* _EXTRACT PROVIDED_

The concept and main provisions of the draft law were presented at the event
Among other things, these are the following changes:
Assets are to be sold through electronic auctions in the Electronic Trading System (ETS).
The funds received from the sale of assets are immediately used to purchase military government bonds.
The seized property is sold through electronic auctions (public bidding) in the Electronic Trade System.
The IPI generally supports the intention to improve the procedures for the management and sale of seized assets. At the same time, some proposals and provisions of the draft law should be finalized in the course of preparation for the second reading, in particular:
Reconsider the proposal to supplement the Law of Ukraine ‘On Sanctions’ with an alternative sanction to confiscation in the form of forced sale of assets (by applying OR). The absence of any criteria between the choice of one of the two types of sanctions - confiscation or forced sale - gives excessive powers to the Ministry of Justice and the HACC.
Improve the mechanism for the sale of real estate without the owner's consent before the relevant court decision, as this effectively cancels an important guarantee of non-infringement of the rights of persons against whom a final court decision has not been made.

* _SET PROBLEM A_
Answer these questions from the text about the draft law on seized assets:
(i) What are the funds received from the sale of assets immediately used to purchase?
(ii) Which two bodies does the text say are given excessive powers by the absence of criteria for choosing between confiscation and forced sale?
(iii) According to the IPI, during what stage should some provisions of the draft law be finalized?

* _DATA TO USE_
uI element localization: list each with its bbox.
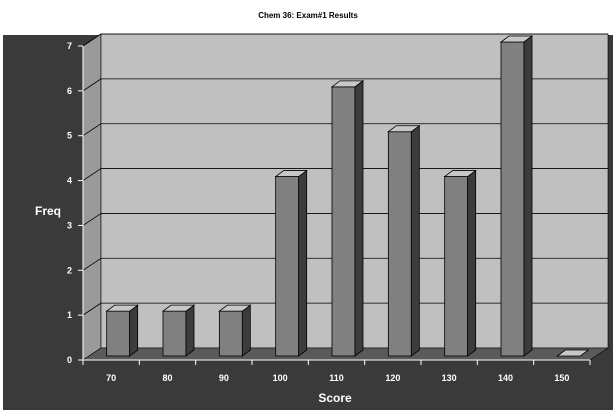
gridline-side — [82, 123, 102, 137]
y-tick-label: 5 — [67, 131, 72, 141]
bar-top — [443, 170, 477, 177]
bar — [387, 131, 412, 357]
y-tick-label: 4 — [67, 176, 72, 186]
x-tick-label: 130 — [442, 373, 457, 383]
bar — [331, 86, 356, 357]
bar — [275, 176, 300, 357]
bar-top — [330, 80, 365, 88]
y-tick-label: 6 — [67, 86, 72, 96]
gridline-side — [82, 213, 102, 226]
gridline-side — [82, 302, 102, 316]
gridline-side — [82, 33, 102, 47]
x-tick-label: 110 — [329, 373, 344, 383]
gridline-side — [82, 257, 102, 271]
y-tick-label: 1 — [67, 310, 72, 320]
bar-side — [129, 304, 139, 357]
x-tick-label: 100 — [273, 373, 288, 383]
bar — [218, 310, 243, 357]
side-wall — [82, 33, 102, 361]
bar — [500, 41, 525, 357]
y-tick-label: 7 — [67, 41, 72, 51]
y-tick-label: 2 — [67, 265, 72, 275]
bar-top — [274, 170, 308, 177]
bars — [105, 35, 590, 357]
bar-side — [523, 35, 533, 357]
y-axis-ticks: 0 1 2 3 4 5 6 7 — [67, 41, 84, 365]
bar-side — [185, 304, 195, 357]
gridline-side — [82, 168, 102, 181]
x-tick-label: 70 — [106, 373, 116, 383]
x-tick-label: 120 — [385, 373, 400, 383]
bar-top — [105, 304, 139, 312]
bar-top — [499, 35, 534, 43]
x-axis-ticks: 70 80 90 100 110 120 130 140 150 — [82, 359, 591, 383]
bar-top — [218, 304, 252, 312]
bar-side — [298, 169, 308, 357]
bar — [162, 310, 187, 357]
bar-top — [387, 125, 421, 133]
chart-title: Chem 36: Exam#1 Results — [258, 11, 358, 20]
bar — [444, 176, 469, 357]
gridline-side — [82, 78, 102, 92]
x-tick-label: 150 — [554, 373, 569, 383]
bar-side — [467, 169, 477, 357]
y-axis-label: Freq — [35, 204, 61, 218]
y-tick-label: 3 — [67, 220, 72, 230]
x-tick-label: 140 — [498, 373, 513, 383]
bar — [106, 310, 131, 357]
x-tick-label: 80 — [162, 373, 172, 383]
bar-side — [354, 80, 364, 357]
bar-top — [161, 304, 196, 312]
bar-side — [410, 124, 420, 357]
bar-top — [556, 349, 590, 357]
y-tick-label: 0 — [67, 355, 72, 365]
x-tick-label: 90 — [219, 373, 229, 383]
bar-side — [241, 304, 251, 357]
x-axis-label: Score — [318, 391, 352, 405]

* _SET PROBLEM B_
In the entries, duplicate the part that opens with the line containing "gridline-side — [82, 123, 102, 137]" and closes with the line containing "bar-side — [185, 304, 195, 357]", including both of those lines.

* _TASK RESULT A_
(i) Military government bonds.
(ii) The Ministry of Justice and the HACC.
(iii) During preparation for the second reading.

* _TASK RESULT B_
gridline-side — [82, 123, 102, 137]
y-tick-label: 5 — [67, 131, 72, 141]
bar-top — [443, 170, 477, 177]
bar — [387, 131, 412, 357]
y-tick-label: 4 — [67, 176, 72, 186]
x-tick-label: 130 — [442, 373, 457, 383]
bar — [331, 86, 356, 357]
bar — [275, 176, 300, 357]
bar-top — [330, 80, 365, 88]
y-tick-label: 6 — [67, 86, 72, 96]
gridline-side — [82, 213, 102, 226]
gridline-side — [82, 302, 102, 316]
gridline-side — [82, 33, 102, 47]
x-tick-label: 110 — [329, 373, 344, 383]
gridline-side — [82, 257, 102, 271]
y-tick-label: 1 — [67, 310, 72, 320]
bar-side — [129, 304, 139, 357]
x-tick-label: 100 — [273, 373, 288, 383]
bar — [218, 310, 243, 357]
side-wall — [82, 33, 102, 361]
bar — [500, 41, 525, 357]
y-tick-label: 7 — [67, 41, 72, 51]
y-tick-label: 2 — [67, 265, 72, 275]
bar-top — [274, 170, 308, 177]
bars — [105, 35, 590, 357]
bar-side — [523, 35, 533, 357]
y-axis-ticks: 0 1 2 3 4 5 6 7 — [67, 41, 84, 365]
bar-side — [185, 304, 195, 357]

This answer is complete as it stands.